Lay out each line of the records as a JSON list of strings, one string per line, with blank lines omitted. Leave the pictures out of the list.

====

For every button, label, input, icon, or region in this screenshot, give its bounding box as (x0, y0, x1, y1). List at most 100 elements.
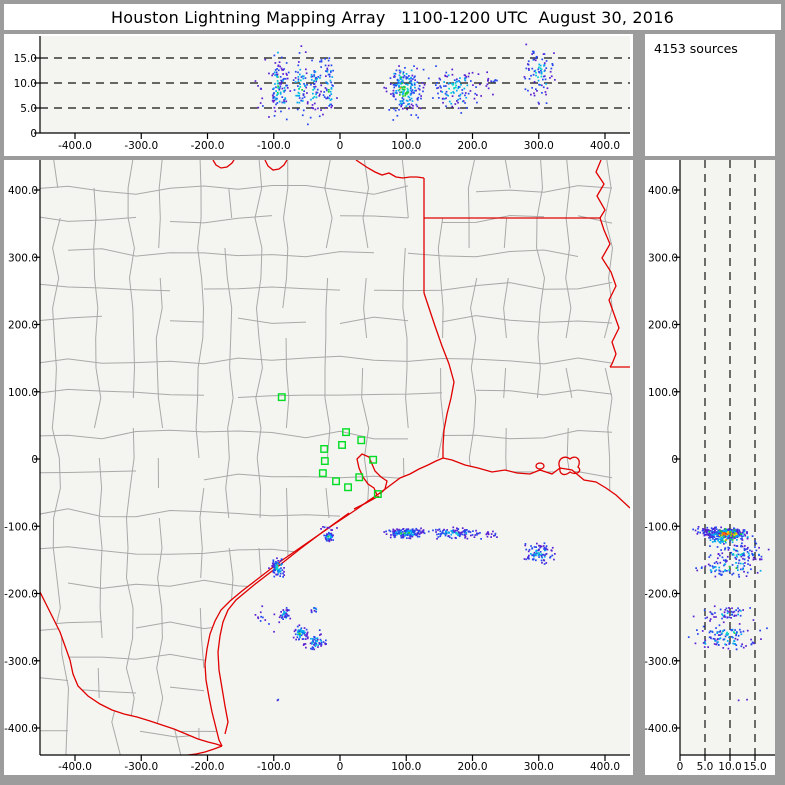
lightning-point (405, 529, 408, 531)
lightning-point (702, 531, 705, 534)
lightning-point-hot (398, 74, 401, 77)
ew-y-tick-label: 10.0 (14, 78, 37, 90)
lightning-point (294, 633, 297, 636)
lightning-point (304, 634, 306, 636)
lightning-point (411, 89, 414, 91)
lightning-point (735, 536, 737, 538)
lightning-point (423, 532, 426, 535)
lightning-point (737, 533, 740, 536)
map-y-tick-label: -200.0 (4, 589, 38, 601)
lightning-point (410, 77, 412, 80)
lightning-point (758, 546, 760, 549)
lightning-point (323, 526, 326, 529)
lightning-point (398, 531, 400, 534)
lightning-point (458, 86, 461, 88)
lightning-point (313, 643, 316, 646)
lightning-point (543, 546, 546, 549)
lightning-point-hot (721, 540, 723, 543)
lightning-point (718, 566, 721, 569)
lightning-point (712, 537, 714, 540)
lightning-point (493, 534, 495, 537)
lightning-point (325, 538, 327, 540)
lightning-point (310, 79, 313, 81)
lightning-point (457, 534, 459, 537)
lightning-point (407, 95, 410, 98)
lightning-point (282, 101, 284, 104)
lightning-point (300, 79, 302, 82)
lightning-point (714, 566, 717, 568)
map-x-tick-label: -300.0 (124, 761, 158, 773)
lightning-point (409, 537, 412, 540)
lightning-point (328, 105, 331, 107)
lightning-point (546, 87, 549, 90)
lightning-point (326, 97, 329, 100)
lightning-point (299, 73, 301, 76)
lightning-point (490, 536, 492, 538)
lightning-point (307, 123, 309, 126)
lightning-point (406, 534, 409, 536)
lightning-point (538, 556, 540, 558)
lightning-point (409, 87, 412, 89)
lightning-point (281, 87, 284, 90)
lightning-point (311, 59, 313, 62)
lightning-point (692, 528, 694, 531)
lightning-point (277, 571, 280, 574)
lightning-point (298, 624, 301, 627)
map-y-tick-label: -400.0 (4, 723, 38, 735)
lightning-point (330, 64, 333, 67)
lightning-point (323, 96, 326, 98)
lightning-point (402, 71, 405, 74)
lightning-point (309, 116, 312, 119)
lightning-point (306, 84, 308, 86)
lightning-point (710, 527, 713, 529)
lightning-point-hot (398, 85, 400, 88)
lightning-point (414, 533, 416, 535)
lightning-point (739, 628, 741, 631)
lightning-point (274, 569, 276, 571)
lightning-point (739, 562, 742, 565)
lightning-point (716, 631, 719, 633)
lightning-point (298, 92, 301, 95)
lightning-point (457, 98, 459, 101)
lightning-point (410, 531, 413, 533)
lightning-point (447, 74, 450, 77)
lightning-point-hot (401, 86, 403, 89)
lightning-point (275, 568, 278, 571)
lightning-point (487, 532, 490, 535)
lightning-point (726, 570, 728, 572)
lightning-point (687, 636, 690, 638)
lightning-point (480, 95, 482, 97)
lightning-point (738, 530, 741, 533)
lightning-point (399, 102, 402, 105)
lightning-point (280, 81, 283, 83)
lightning-point (459, 77, 461, 79)
lightning-point (404, 67, 406, 69)
lightning-point (728, 547, 731, 549)
lightning-point (315, 608, 318, 611)
lightning-point (700, 567, 703, 569)
lightning-point (388, 109, 391, 111)
lightning-point (709, 618, 712, 620)
lightning-point (753, 642, 756, 645)
lightning-point (743, 553, 745, 555)
lightning-point (538, 552, 541, 555)
lightning-point (542, 554, 544, 556)
lightning-point (463, 87, 466, 90)
lightning-point-hot (724, 528, 727, 530)
lightning-point (716, 534, 719, 536)
lightning-point (717, 641, 719, 643)
station-marker (320, 445, 329, 453)
lightning-point (313, 638, 316, 641)
lightning-point (465, 533, 468, 535)
lightning-point (466, 537, 469, 540)
lightning-point (414, 75, 416, 78)
lightning-point (742, 609, 744, 611)
lightning-point (535, 554, 537, 556)
lightning-point (477, 532, 480, 535)
lightning-point (735, 567, 738, 569)
lightning-point (385, 533, 388, 535)
lightning-point (466, 529, 468, 531)
lightning-point (437, 529, 439, 531)
lightning-point (284, 612, 286, 614)
lightning-point (406, 100, 409, 102)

====

FINAL RESULT:
[
  "For every button, label, input, icon, or region in this screenshot, give its bounding box as (x0, y0, x1, y1). List at most 100 elements.",
  "lightning-point (405, 529, 408, 531)",
  "lightning-point (702, 531, 705, 534)",
  "lightning-point-hot (398, 74, 401, 77)",
  "ew-y-tick-label: 10.0 (14, 78, 37, 90)",
  "lightning-point (294, 633, 297, 636)",
  "lightning-point (304, 634, 306, 636)",
  "lightning-point (411, 89, 414, 91)",
  "lightning-point (735, 536, 737, 538)",
  "lightning-point (423, 532, 426, 535)",
  "lightning-point (737, 533, 740, 536)",
  "map-y-tick-label: -200.0 (4, 589, 38, 601)",
  "lightning-point (410, 77, 412, 80)",
  "lightning-point (758, 546, 760, 549)",
  "lightning-point (323, 526, 326, 529)",
  "lightning-point (398, 531, 400, 534)",
  "lightning-point (458, 86, 461, 88)",
  "lightning-point (313, 643, 316, 646)",
  "lightning-point (543, 546, 546, 549)",
  "lightning-point-hot (721, 540, 723, 543)",
  "lightning-point (718, 566, 721, 569)",
  "lightning-point (712, 537, 714, 540)",
  "lightning-point (493, 534, 495, 537)",
  "lightning-point (325, 538, 327, 540)",
  "lightning-point (310, 79, 313, 81)",
  "lightning-point (457, 534, 459, 537)",
  "lightning-point (407, 95, 410, 98)",
  "lightning-point (282, 101, 284, 104)",
  "lightning-point (300, 79, 302, 82)",
  "lightning-point (714, 566, 717, 568)",
  "map-x-tick-label: -300.0 (124, 761, 158, 773)",
  "lightning-point (409, 537, 412, 540)",
  "lightning-point (328, 105, 331, 107)",
  "lightning-point (546, 87, 549, 90)",
  "lightning-point (326, 97, 329, 100)",
  "lightning-point (299, 73, 301, 76)",
  "lightning-point (490, 536, 492, 538)",
  "lightning-point (307, 123, 309, 126)",
  "lightning-point (406, 534, 409, 536)",
  "lightning-point (538, 556, 540, 558)",
  "lightning-point (409, 87, 412, 89)",
  "lightning-point (281, 87, 284, 90)",
  "lightning-point (311, 59, 313, 62)",
  "lightning-point (692, 528, 694, 531)",
  "lightning-point (277, 571, 280, 574)",
  "lightning-point (298, 624, 301, 627)",
  "map-y-tick-label: -400.0 (4, 723, 38, 735)",
  "lightning-point (330, 64, 333, 67)",
  "lightning-point (323, 96, 326, 98)",
  "lightning-point (402, 71, 405, 74)",
  "lightning-point (309, 116, 312, 119)",
  "lightning-point (306, 84, 308, 86)",
  "lightning-point (710, 527, 713, 529)",
  "lightning-point-hot (398, 85, 400, 88)",
  "lightning-point (414, 533, 416, 535)",
  "lightning-point (739, 628, 741, 631)",
  "lightning-point (274, 569, 276, 571)",
  "lightning-point (739, 562, 742, 565)",
  "lightning-point (716, 631, 719, 633)",
  "lightning-point (298, 92, 301, 95)",
  "lightning-point (457, 98, 459, 101)",
  "lightning-point (410, 531, 413, 533)",
  "lightning-point (447, 74, 450, 77)",
  "lightning-point-hot (401, 86, 403, 89)",
  "lightning-point (275, 568, 278, 571)",
  "lightning-point (487, 532, 490, 535)",
  "lightning-point (726, 570, 728, 572)",
  "lightning-point (687, 636, 690, 638)",
  "lightning-point (480, 95, 482, 97)",
  "lightning-point (738, 530, 741, 533)",
  "lightning-point (399, 102, 402, 105)",
  "lightning-point (280, 81, 283, 83)",
  "lightning-point (459, 77, 461, 79)",
  "lightning-point (404, 67, 406, 69)",
  "lightning-point (728, 547, 731, 549)",
  "lightning-point (315, 608, 318, 611)",
  "lightning-point (700, 567, 703, 569)",
  "lightning-point (388, 109, 391, 111)",
  "lightning-point (709, 618, 712, 620)",
  "lightning-point (753, 642, 756, 645)",
  "lightning-point (743, 553, 745, 555)",
  "lightning-point (538, 552, 541, 555)",
  "lightning-point (542, 554, 544, 556)",
  "lightning-point (463, 87, 466, 90)",
  "lightning-point-hot (724, 528, 727, 530)",
  "lightning-point (716, 534, 719, 536)",
  "lightning-point (717, 641, 719, 643)",
  "station-marker (320, 445, 329, 453)",
  "lightning-point (313, 638, 316, 641)",
  "lightning-point (465, 533, 468, 535)",
  "lightning-point (466, 537, 469, 540)",
  "lightning-point (414, 75, 416, 78)",
  "lightning-point (742, 609, 744, 611)",
  "lightning-point (535, 554, 537, 556)",
  "lightning-point (477, 532, 480, 535)",
  "lightning-point (735, 567, 738, 569)",
  "lightning-point (385, 533, 388, 535)",
  "lightning-point (466, 529, 468, 531)",
  "lightning-point (437, 529, 439, 531)",
  "lightning-point (284, 612, 286, 614)",
  "lightning-point (406, 100, 409, 102)"
]